• _WHAT YOU HAVE TO DO_:
Which lines of the records contain the string "image"? Return every one of them unchanged, treating uppercase and lowercase as different.

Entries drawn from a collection

□ □ □ □ □ □ □

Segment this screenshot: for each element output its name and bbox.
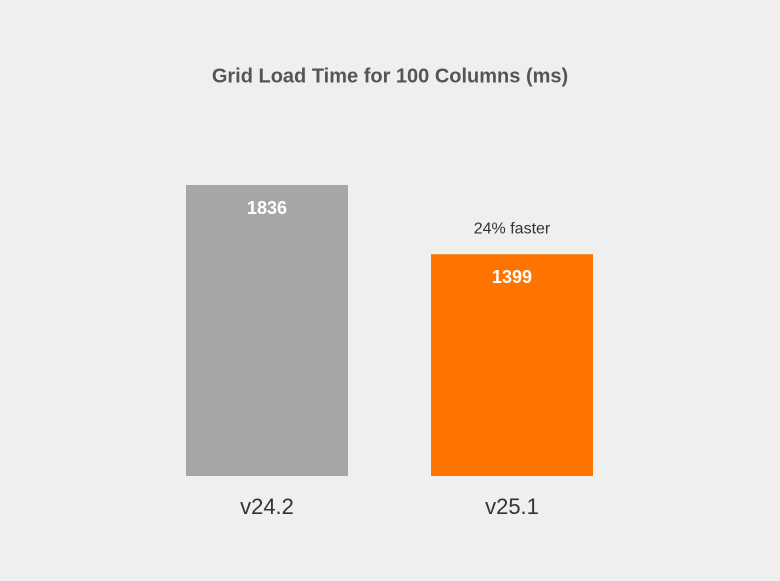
bar <box>431 254 593 476</box>
data-label: 1836 <box>247 198 287 218</box>
bar <box>186 185 348 476</box>
chart-title: Grid Load Time for 100 Columns (ms) <box>212 65 568 87</box>
x-tick-label: v24.2 <box>240 494 294 519</box>
x-tick-label: v25.1 <box>485 494 539 519</box>
data-label: 1399 <box>492 267 532 287</box>
annotation: 24% faster <box>474 220 551 237</box>
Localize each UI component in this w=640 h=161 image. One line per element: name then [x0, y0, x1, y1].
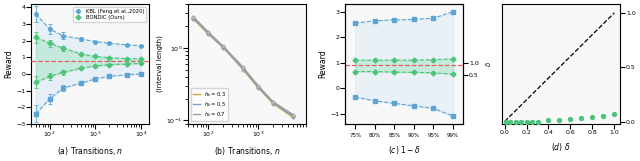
Point: [288, 116, 298, 119]
Point: [588, 116, 598, 118]
X-axis label: (b) Transitions, $n$: (b) Transitions, $n$: [214, 145, 280, 157]
Point: [609, 113, 620, 115]
Point: [565, 118, 575, 121]
Point: [218, 45, 228, 48]
Point: [188, 18, 198, 20]
X-axis label: (a) Transitions, $n$: (a) Transitions, $n$: [57, 145, 124, 157]
Point: [505, 120, 515, 123]
Point: [268, 101, 278, 103]
Point: [288, 113, 298, 116]
Y-axis label: $\delta$: $\delta$: [484, 61, 493, 67]
X-axis label: $(d)$ $\delta$: $(d)$ $\delta$: [551, 141, 571, 152]
Point: [543, 119, 554, 122]
Point: [516, 120, 526, 123]
Point: [532, 120, 543, 123]
Legend: $h_k = 0.3$, $h_k = 0.5$, $h_k = 0.7$: $h_k = 0.3$, $h_k = 0.5$, $h_k = 0.7$: [191, 88, 228, 121]
Point: [527, 120, 537, 123]
Y-axis label: Reward: Reward: [318, 50, 327, 78]
Point: [511, 120, 521, 123]
Point: [253, 85, 263, 88]
Point: [203, 33, 213, 35]
Point: [218, 46, 228, 48]
Point: [500, 120, 511, 123]
Point: [576, 117, 586, 120]
Point: [203, 32, 213, 34]
Legend: KBL (Feng et al.,2020), BONDIC (Ours): KBL (Feng et al.,2020), BONDIC (Ours): [73, 7, 147, 22]
Point: [253, 85, 263, 87]
Point: [554, 119, 564, 122]
Point: [598, 115, 609, 117]
X-axis label: $(c)$ $1-\delta$: $(c)$ $1-\delta$: [388, 144, 420, 156]
Point: [238, 67, 248, 70]
Point: [268, 101, 278, 104]
Point: [188, 15, 198, 18]
Point: [188, 16, 198, 19]
Point: [238, 66, 248, 69]
Point: [203, 31, 213, 33]
Point: [288, 115, 298, 117]
Y-axis label: (Interval length): (Interval length): [157, 36, 163, 92]
Point: [218, 47, 228, 49]
Y-axis label: Reward: Reward: [4, 50, 13, 78]
Point: [522, 120, 532, 123]
Point: [268, 102, 278, 105]
Point: [238, 68, 248, 71]
Point: [253, 87, 263, 89]
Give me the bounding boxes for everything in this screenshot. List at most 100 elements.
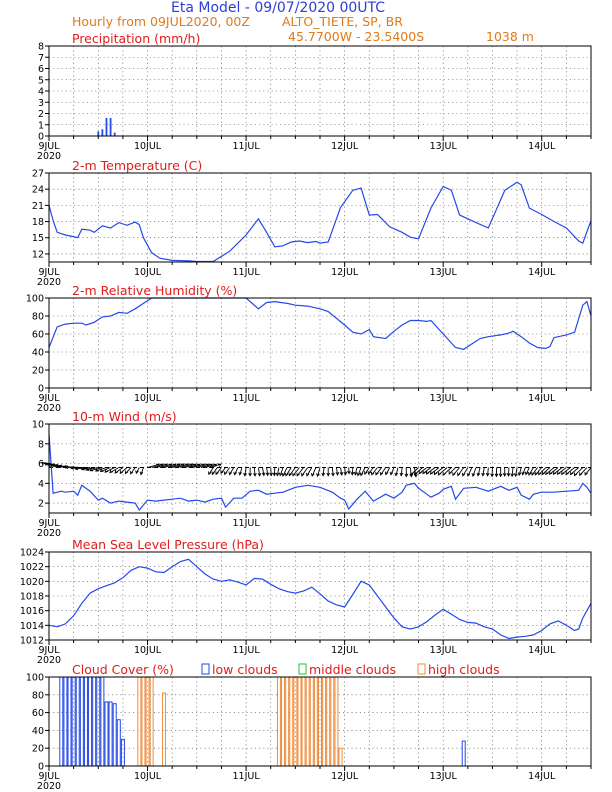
wind-arrow xyxy=(335,467,339,475)
x-day-label: 13JUL xyxy=(430,393,458,404)
wind-arrow-head xyxy=(85,467,90,471)
wind-arrow-head xyxy=(371,471,375,476)
wind-arrow-head xyxy=(233,471,237,476)
x-year-label: 2020 xyxy=(37,403,61,414)
wind-arrow xyxy=(331,467,334,476)
wind-arrow-head xyxy=(565,471,569,476)
run-subtitle: Hourly from 09JUL2020, 00Z xyxy=(72,14,250,29)
wind-arrow-head xyxy=(119,470,124,475)
cloud-bar xyxy=(161,692,166,767)
cloud-bar xyxy=(289,676,294,767)
wind-arrow-head xyxy=(43,462,48,466)
wind-arrow-head xyxy=(326,472,331,477)
panel-wind: 2 4 6 8 10 9JUL 10JUL 11JUL 12JUL 13JUL 14JUL 2020 1… xyxy=(32,409,592,539)
y-tick-label: 40 xyxy=(32,726,44,737)
wind-arrow xyxy=(155,463,168,468)
wind-arrow-head xyxy=(64,465,69,470)
cloud-legend: low clouds middle clouds high clouds xyxy=(201,662,500,677)
wind-arrow-head xyxy=(331,472,335,477)
wind-arrow xyxy=(163,463,176,468)
cloud-bar xyxy=(92,676,97,767)
x-day-label: 9JUL xyxy=(38,267,60,278)
x-year-label: 2020 xyxy=(37,655,61,666)
model-title: Eta Model - 09/07/2020 00UTC xyxy=(171,0,385,16)
series-line-mslp xyxy=(48,558,592,640)
wind-arrow-head xyxy=(62,465,67,469)
series-line-temp xyxy=(48,181,592,263)
wind-arrow xyxy=(351,467,354,475)
x-day-label: 14JUL xyxy=(528,141,556,152)
wind-arrow-head xyxy=(292,472,296,477)
panel-frame xyxy=(48,423,592,514)
y-tick-label: 1014 xyxy=(20,621,44,632)
cloud-bar xyxy=(322,676,327,767)
cloud-bar xyxy=(63,676,68,767)
panel-title-cloud: Cloud Cover (%) xyxy=(72,662,174,677)
wind-arrow-head xyxy=(506,473,511,477)
wind-arrow xyxy=(344,467,347,475)
y-tick-label: 1012 xyxy=(20,636,44,647)
wind-arrow xyxy=(518,467,522,476)
y-tick-label: 15 xyxy=(32,233,44,244)
wind-arrow-head xyxy=(350,471,355,476)
x-day-label: 12JUL xyxy=(331,771,359,782)
y-tick-label: 100 xyxy=(26,294,44,305)
wind-arrow xyxy=(176,463,189,468)
x-day-label: 9JUL xyxy=(38,645,60,656)
panel-frame xyxy=(48,297,592,389)
wind-arrow-head xyxy=(389,471,394,476)
wind-arrow-head xyxy=(510,473,515,478)
wind-arrow-head xyxy=(379,471,384,476)
x-year-label: 2020 xyxy=(37,277,61,288)
x-day-label: 11JUL xyxy=(233,393,261,404)
wind-arrow-head xyxy=(367,471,372,475)
wind-arrow xyxy=(515,467,518,477)
y-tick-label: 100 xyxy=(26,673,44,684)
elevation-label: 1038 m xyxy=(486,29,534,44)
wind-arrow-head xyxy=(584,471,588,476)
wind-arrow-head xyxy=(413,473,418,478)
y-tick-label: 21 xyxy=(32,201,44,212)
wind-arrow-head xyxy=(437,471,442,476)
wind-arrow-head xyxy=(316,473,320,478)
x-year-label: 2020 xyxy=(37,781,61,792)
wind-arrow xyxy=(147,463,160,468)
cloud-bar xyxy=(79,676,84,767)
wind-arrow xyxy=(184,463,197,468)
y-tick-label: 1020 xyxy=(20,577,44,588)
panel-title-mslp: Mean Sea Level Pressure (hPa) xyxy=(72,537,264,552)
y-tick-label: 80 xyxy=(32,312,44,323)
wind-arrow-head xyxy=(561,471,565,476)
cloud-bar xyxy=(67,676,72,767)
cloud-bar xyxy=(326,676,331,767)
x-day-label: 13JUL xyxy=(430,645,458,656)
wind-arrow xyxy=(357,467,362,476)
wind-arrow xyxy=(192,463,205,468)
wind-arrow-head xyxy=(363,471,368,476)
wind-arrow xyxy=(244,467,247,476)
wind-arrow-head xyxy=(356,472,361,477)
x-day-label: 10JUL xyxy=(134,771,162,782)
y-tick-label: 1022 xyxy=(20,562,44,573)
x-day-label: 10JUL xyxy=(134,141,162,152)
y-tick-label: 60 xyxy=(32,708,44,719)
legend-swatch xyxy=(201,663,210,675)
wind-arrow-head xyxy=(517,472,522,477)
wind-arrow xyxy=(262,467,265,476)
wind-arrow-head xyxy=(335,471,340,476)
wind-arrow xyxy=(196,463,209,468)
wind-arrow-head xyxy=(429,470,434,475)
series-line-wind xyxy=(48,433,592,512)
wind-arrow xyxy=(279,467,284,476)
wind-arrow-head xyxy=(538,471,542,476)
wind-arrow-head xyxy=(305,472,310,477)
wind-arrow xyxy=(204,463,217,468)
wind-arrow xyxy=(487,467,489,476)
wind-arrow-head xyxy=(448,470,452,475)
wind-arrow xyxy=(467,467,473,477)
cloud-bar xyxy=(100,676,105,767)
wind-arrow-head xyxy=(285,472,289,477)
wind-arrow-head xyxy=(343,471,348,476)
wind-arrow-head xyxy=(410,471,414,476)
wind-arrow-head xyxy=(359,472,364,477)
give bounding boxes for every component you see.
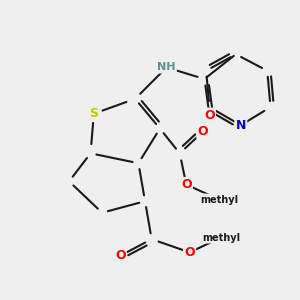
Text: O: O <box>184 246 195 259</box>
Text: N: N <box>236 119 246 132</box>
Text: O: O <box>115 249 126 262</box>
Text: S: S <box>89 107 98 120</box>
Text: O: O <box>181 178 192 191</box>
Text: O: O <box>204 109 215 122</box>
Text: methyl: methyl <box>200 194 238 205</box>
Text: O: O <box>197 125 208 138</box>
Text: NH: NH <box>157 62 176 72</box>
Text: methyl: methyl <box>202 232 240 242</box>
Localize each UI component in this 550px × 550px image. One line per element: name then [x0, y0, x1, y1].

□ □ □ □ □ □ □

• _IN RESPONSE_:
Localize each UI component in this w=640 h=161 image. One line per element: name then [x0, y0, x1, y1].
Localize each UI component in this 550px × 550px image. One line per element: name then [x0, y0, x1, y1].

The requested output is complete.